Tally the lines in the following entries that include the word "Deum"; state only the total.

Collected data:
◆ ◆ ◆ ◆ ◆ ◆ ◆
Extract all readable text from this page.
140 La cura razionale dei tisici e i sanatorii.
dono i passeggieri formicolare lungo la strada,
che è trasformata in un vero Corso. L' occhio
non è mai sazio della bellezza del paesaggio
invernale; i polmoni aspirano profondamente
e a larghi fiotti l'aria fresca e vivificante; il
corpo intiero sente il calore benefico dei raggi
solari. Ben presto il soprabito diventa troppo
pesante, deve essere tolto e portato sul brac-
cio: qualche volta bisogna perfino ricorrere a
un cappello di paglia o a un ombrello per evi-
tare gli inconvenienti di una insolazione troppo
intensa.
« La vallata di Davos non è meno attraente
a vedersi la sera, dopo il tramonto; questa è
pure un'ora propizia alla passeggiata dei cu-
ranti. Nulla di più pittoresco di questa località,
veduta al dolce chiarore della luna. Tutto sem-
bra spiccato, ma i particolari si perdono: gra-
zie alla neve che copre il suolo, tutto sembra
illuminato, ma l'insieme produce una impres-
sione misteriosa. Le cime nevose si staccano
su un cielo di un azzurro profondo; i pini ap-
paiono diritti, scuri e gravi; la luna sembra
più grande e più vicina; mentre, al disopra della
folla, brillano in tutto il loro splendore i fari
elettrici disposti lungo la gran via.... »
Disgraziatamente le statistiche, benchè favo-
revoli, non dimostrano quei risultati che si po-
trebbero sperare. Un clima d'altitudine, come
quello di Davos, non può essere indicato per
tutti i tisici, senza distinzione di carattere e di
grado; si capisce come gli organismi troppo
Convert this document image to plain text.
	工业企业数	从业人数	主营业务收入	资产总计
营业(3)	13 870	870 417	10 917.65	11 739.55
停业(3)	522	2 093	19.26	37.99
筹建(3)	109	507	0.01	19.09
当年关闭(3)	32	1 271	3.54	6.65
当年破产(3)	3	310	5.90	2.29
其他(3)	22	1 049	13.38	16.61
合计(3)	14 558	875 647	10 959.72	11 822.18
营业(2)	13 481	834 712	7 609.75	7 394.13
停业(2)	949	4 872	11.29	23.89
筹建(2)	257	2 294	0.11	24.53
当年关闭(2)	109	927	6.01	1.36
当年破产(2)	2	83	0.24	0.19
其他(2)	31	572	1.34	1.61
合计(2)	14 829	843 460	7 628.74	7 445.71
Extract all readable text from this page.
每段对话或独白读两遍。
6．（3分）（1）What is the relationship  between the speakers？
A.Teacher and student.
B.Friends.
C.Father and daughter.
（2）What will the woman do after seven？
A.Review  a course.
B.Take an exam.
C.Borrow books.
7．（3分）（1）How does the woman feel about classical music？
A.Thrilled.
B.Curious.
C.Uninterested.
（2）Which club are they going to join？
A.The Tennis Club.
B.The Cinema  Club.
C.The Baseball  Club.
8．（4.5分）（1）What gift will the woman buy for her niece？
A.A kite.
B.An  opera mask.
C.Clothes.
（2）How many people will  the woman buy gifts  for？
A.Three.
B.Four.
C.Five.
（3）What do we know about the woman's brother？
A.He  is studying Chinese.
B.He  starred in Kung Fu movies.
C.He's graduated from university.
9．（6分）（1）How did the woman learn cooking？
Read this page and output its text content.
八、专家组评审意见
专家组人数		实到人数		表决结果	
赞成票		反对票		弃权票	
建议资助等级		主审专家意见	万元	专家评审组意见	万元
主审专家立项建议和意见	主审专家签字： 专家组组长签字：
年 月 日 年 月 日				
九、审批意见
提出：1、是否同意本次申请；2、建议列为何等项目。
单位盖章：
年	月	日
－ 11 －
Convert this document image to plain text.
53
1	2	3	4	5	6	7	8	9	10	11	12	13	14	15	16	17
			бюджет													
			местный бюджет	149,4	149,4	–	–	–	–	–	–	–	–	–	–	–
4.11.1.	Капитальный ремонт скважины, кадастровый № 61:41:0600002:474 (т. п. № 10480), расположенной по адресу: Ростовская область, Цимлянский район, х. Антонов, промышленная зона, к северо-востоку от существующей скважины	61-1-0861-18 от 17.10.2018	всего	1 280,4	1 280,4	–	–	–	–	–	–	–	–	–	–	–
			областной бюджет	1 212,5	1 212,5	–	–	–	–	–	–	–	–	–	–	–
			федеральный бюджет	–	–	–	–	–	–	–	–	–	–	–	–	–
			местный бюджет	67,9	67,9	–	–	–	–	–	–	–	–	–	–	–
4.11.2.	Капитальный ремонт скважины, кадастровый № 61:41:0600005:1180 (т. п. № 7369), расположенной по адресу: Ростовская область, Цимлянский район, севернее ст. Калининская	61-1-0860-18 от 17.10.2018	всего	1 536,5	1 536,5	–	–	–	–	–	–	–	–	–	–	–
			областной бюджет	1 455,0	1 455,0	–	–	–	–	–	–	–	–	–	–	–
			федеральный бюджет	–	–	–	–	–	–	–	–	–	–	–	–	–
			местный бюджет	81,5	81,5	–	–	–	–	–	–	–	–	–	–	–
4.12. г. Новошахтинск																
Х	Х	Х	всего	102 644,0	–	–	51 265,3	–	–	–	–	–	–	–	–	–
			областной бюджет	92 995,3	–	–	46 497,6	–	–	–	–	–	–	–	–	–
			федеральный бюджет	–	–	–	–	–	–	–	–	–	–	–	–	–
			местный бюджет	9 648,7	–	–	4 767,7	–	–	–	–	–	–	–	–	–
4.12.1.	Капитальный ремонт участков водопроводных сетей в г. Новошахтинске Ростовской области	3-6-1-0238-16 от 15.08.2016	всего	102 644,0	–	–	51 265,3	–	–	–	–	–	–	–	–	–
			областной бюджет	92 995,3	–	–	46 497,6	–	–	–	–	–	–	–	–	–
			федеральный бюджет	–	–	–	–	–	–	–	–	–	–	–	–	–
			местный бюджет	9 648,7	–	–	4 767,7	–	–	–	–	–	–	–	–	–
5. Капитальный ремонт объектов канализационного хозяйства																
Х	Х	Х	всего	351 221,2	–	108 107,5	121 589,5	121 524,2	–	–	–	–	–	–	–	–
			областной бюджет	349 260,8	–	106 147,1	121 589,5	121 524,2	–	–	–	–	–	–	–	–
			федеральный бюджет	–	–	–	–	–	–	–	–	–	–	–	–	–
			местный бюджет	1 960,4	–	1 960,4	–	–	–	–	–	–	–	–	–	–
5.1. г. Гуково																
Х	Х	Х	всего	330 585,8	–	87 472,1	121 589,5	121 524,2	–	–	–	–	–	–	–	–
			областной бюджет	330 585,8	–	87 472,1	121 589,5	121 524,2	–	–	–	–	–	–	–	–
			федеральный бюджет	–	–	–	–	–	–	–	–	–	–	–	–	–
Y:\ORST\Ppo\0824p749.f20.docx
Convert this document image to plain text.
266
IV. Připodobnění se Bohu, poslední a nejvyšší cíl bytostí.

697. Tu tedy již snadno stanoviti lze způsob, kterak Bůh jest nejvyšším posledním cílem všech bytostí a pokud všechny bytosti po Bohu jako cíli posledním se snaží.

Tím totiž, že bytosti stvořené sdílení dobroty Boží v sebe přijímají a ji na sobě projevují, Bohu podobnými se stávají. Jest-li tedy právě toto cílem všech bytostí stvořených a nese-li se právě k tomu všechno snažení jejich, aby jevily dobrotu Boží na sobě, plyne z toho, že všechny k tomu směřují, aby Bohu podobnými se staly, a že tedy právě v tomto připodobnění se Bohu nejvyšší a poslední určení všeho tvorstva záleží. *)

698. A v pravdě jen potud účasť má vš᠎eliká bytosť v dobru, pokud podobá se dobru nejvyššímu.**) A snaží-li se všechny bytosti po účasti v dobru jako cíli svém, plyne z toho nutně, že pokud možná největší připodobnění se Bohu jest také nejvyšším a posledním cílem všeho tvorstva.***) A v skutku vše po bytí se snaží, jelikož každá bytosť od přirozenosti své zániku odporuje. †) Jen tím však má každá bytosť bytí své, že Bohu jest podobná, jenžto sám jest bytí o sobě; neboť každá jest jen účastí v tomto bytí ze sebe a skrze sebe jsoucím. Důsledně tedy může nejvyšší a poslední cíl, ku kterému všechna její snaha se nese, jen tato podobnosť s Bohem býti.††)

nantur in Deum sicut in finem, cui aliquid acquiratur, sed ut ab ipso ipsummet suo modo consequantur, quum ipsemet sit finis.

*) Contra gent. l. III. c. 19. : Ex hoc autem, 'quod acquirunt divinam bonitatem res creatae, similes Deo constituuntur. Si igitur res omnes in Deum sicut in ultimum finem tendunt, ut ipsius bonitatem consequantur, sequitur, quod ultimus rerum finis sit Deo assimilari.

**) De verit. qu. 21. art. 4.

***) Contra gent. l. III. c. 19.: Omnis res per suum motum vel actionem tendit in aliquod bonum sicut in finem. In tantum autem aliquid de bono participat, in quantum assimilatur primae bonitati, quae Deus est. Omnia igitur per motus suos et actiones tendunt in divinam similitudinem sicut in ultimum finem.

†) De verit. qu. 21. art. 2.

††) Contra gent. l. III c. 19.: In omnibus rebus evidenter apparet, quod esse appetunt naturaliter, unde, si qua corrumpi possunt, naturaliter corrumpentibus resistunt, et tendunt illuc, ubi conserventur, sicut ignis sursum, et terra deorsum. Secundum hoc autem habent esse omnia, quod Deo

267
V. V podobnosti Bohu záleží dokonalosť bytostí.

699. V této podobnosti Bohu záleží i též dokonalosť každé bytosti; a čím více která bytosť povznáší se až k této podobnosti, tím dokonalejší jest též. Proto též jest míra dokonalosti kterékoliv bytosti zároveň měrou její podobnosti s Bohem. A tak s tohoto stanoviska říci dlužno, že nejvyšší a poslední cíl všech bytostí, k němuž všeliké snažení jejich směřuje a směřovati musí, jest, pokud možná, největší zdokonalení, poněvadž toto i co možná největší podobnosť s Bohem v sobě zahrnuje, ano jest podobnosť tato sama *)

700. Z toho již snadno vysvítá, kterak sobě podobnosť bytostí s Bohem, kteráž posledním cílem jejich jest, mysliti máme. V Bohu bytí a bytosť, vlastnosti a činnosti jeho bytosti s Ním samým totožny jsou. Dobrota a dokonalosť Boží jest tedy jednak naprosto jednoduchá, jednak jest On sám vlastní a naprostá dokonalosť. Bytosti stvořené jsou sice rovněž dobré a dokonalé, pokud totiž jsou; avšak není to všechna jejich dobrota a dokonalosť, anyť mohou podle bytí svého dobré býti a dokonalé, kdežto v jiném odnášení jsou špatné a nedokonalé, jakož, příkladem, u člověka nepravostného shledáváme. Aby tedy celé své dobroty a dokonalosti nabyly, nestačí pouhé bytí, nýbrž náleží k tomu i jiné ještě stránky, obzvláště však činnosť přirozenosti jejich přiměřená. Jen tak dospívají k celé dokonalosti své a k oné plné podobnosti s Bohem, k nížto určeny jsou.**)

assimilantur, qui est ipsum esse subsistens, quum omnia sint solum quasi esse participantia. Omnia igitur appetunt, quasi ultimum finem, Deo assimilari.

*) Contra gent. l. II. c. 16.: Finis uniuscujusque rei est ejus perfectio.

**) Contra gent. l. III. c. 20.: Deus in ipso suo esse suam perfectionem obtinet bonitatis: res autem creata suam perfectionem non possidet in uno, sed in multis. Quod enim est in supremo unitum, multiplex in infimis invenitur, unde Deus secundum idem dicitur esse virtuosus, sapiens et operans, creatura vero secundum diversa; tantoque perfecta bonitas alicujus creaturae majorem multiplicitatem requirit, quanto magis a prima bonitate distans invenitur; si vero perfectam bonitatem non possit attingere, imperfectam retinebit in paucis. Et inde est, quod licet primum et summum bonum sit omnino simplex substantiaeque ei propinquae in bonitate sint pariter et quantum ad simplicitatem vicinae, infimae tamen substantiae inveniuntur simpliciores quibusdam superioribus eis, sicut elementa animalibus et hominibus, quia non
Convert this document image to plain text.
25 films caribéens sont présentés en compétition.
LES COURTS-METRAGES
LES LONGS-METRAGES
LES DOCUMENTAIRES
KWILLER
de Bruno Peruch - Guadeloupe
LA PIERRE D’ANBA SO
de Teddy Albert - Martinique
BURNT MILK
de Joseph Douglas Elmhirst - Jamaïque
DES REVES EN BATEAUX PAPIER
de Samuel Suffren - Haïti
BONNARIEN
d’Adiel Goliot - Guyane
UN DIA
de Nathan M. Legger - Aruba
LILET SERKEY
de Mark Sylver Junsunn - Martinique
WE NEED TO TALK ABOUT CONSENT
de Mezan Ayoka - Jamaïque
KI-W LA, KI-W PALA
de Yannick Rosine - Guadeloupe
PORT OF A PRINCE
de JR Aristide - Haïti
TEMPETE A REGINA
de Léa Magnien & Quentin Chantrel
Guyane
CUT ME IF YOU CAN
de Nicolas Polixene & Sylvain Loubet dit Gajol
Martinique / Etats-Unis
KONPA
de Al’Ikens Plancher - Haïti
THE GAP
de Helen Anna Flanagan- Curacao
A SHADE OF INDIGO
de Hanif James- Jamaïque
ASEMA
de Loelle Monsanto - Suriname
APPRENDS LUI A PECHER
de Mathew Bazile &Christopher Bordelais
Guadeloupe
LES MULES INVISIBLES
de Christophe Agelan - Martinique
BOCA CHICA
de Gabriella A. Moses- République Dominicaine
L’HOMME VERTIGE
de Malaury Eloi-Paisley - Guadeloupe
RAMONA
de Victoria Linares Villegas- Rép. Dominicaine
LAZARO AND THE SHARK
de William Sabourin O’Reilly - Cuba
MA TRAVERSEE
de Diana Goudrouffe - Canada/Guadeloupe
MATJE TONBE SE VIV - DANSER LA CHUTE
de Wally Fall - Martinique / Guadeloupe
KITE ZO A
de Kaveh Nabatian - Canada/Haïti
◆ ◆ ◆ ◆ ◆ ◆ ◆
> _RESULT_
2